Short problem →
Every entry that follows should be repeated exactly; drop the images.

Collection entries

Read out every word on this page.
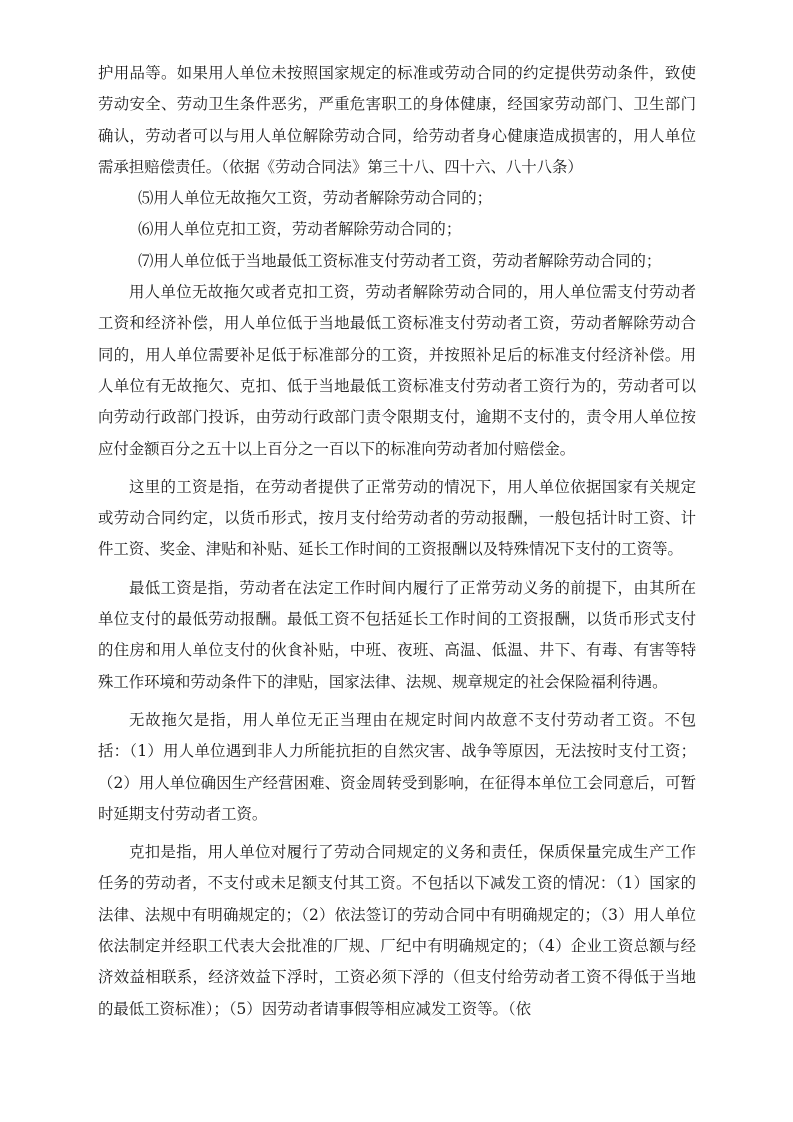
护用品等。如果用人单位未按照国家规定的标准或劳动合同的约定提供劳动条件，致使劳动安全、劳动卫生条件恶劣，严重危害职工的身体健康，经国家劳动部门、卫生部门确认，劳动者可以与用人单位解除劳动合同，给劳动者身心健康造成损害的，用人单位需承担赔偿责任。（依据《劳动合同法》第三十八、四十六、八十八条）

⑸用人单位无故拖欠工资，劳动者解除劳动合同的；

⑹用人单位克扣工资，劳动者解除劳动合同的；

⑺用人单位低于当地最低工资标准支付劳动者工资，劳动者解除劳动合同的；

用人单位无故拖欠或者克扣工资，劳动者解除劳动合同的，用人单位需支付劳动者工资和经济补偿，用人单位低于当地最低工资标准支付劳动者工资，劳动者解除劳动合同的，用人单位需要补足低于标准部分的工资，并按照补足后的标准支付经济补偿。用人单位有无故拖欠、克扣、低于当地最低工资标准支付劳动者工资行为的，劳动者可以向劳动行政部门投诉，由劳动行政部门责令限期支付，逾期不支付的，责令用人单位按应付金额百分之五十以上百分之一百以下的标准向劳动者加付赔偿金。

这里的工资是指，在劳动者提供了正常劳动的情况下，用人单位依据国家有关规定或劳动合同约定，以货币形式，按月支付给劳动者的劳动报酬，一般包括计时工资、计件工资、奖金、津贴和补贴、延长工作时间的工资报酬以及特殊情况下支付的工资等。

最低工资是指，劳动者在法定工作时间内履行了正常劳动义务的前提下，由其所在单位支付的最低劳动报酬。最低工资不包括延长工作时间的工资报酬，以货币形式支付的住房和用人单位支付的伙食补贴，中班、夜班、高温、低温、井下、有毒、有害等特殊工作环境和劳动条件下的津贴，国家法律、法规、规章规定的社会保险福利待遇。

无故拖欠是指，用人单位无正当理由在规定时间内故意不支付劳动者工资。不包括：（1）用人单位遇到非人力所能抗拒的自然灾害、战争等原因，无法按时支付工资；（2）用人单位确因生产经营困难、资金周转受到影响，在征得本单位工会同意后，可暂时延期支付劳动者工资。

克扣是指，用人单位对履行了劳动合同规定的义务和责任，保质保量完成生产工作任务的劳动者，不支付或未足额支付其工资。不包括以下减发工资的情况：（1）国家的法律、法规中有明确规定的；（2）依法签订的劳动合同中有明确规定的；（3）用人单位依法制定并经职工代表大会批准的厂规、厂纪中有明确规定的；（4）企业工资总额与经济效益相联系，经济效益下浮时，工资必须下浮的（但支付给劳动者工资不得低于当地的最低工资标准）；（5）因劳动者请事假等相应减发工资等。（依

Response for this exercise →
Read out every word on this page.
护用品等。如果用人单位未按照国家规定的标准或劳动合同的约定提供劳动条件，致使劳动安全、劳动卫生条件恶劣，严重危害职工的身体健康，经国家劳动部门、卫生部门确认，劳动者可以与用人单位解除劳动合同，给劳动者身心健康造成损害的，用人单位需承担赔偿责任。（依据《劳动合同法》第三十八、四十六、八十八条）

⑸用人单位无故拖欠工资，劳动者解除劳动合同的；

⑹用人单位克扣工资，劳动者解除劳动合同的；

⑺用人单位低于当地最低工资标准支付劳动者工资，劳动者解除劳动合同的；

用人单位无故拖欠或者克扣工资，劳动者解除劳动合同的，用人单位需支付劳动者工资和经济补偿，用人单位低于当地最低工资标准支付劳动者工资，劳动者解除劳动合同的，用人单位需要补足低于标准部分的工资，并按照补足后的标准支付经济补偿。用人单位有无故拖欠、克扣、低于当地最低工资标准支付劳动者工资行为的，劳动者可以向劳动行政部门投诉，由劳动行政部门责令限期支付，逾期不支付的，责令用人单位按应付金额百分之五十以上百分之一百以下的标准向劳动者加付赔偿金。

这里的工资是指，在劳动者提供了正常劳动的情况下，用人单位依据国家有关规定或劳动合同约定，以货币形式，按月支付给劳动者的劳动报酬，一般包括计时工资、计件工资、奖金、津贴和补贴、延长工作时间的工资报酬以及特殊情况下支付的工资等。

最低工资是指，劳动者在法定工作时间内履行了正常劳动义务的前提下，由其所在单位支付的最低劳动报酬。最低工资不包括延长工作时间的工资报酬，以货币形式支付的住房和用人单位支付的伙食补贴，中班、夜班、高温、低温、井下、有毒、有害等特殊工作环境和劳动条件下的津贴，国家法律、法规、规章规定的社会保险福利待遇。

无故拖欠是指，用人单位无正当理由在规定时间内故意不支付劳动者工资。不包括：（1）用人单位遇到非人力所能抗拒的自然灾害、战争等原因，无法按时支付工资；（2）用人单位确因生产经营困难、资金周转受到影响，在征得本单位工会同意后，可暂时延期支付劳动者工资。

克扣是指，用人单位对履行了劳动合同规定的义务和责任，保质保量完成生产工作任务的劳动者，不支付或未足额支付其工资。不包括以下减发工资的情况：（1）国家的法律、法规中有明确规定的；（2）依法签订的劳动合同中有明确规定的；（3）用人单位依法制定并经职工代表大会批准的厂规、厂纪中有明确规定的；（4）企业工资总额与经济效益相联系，经济效益下浮时，工资必须下浮的（但支付给劳动者工资不得低于当地的最低工资标准）；（5）因劳动者请事假等相应减发工资等。（依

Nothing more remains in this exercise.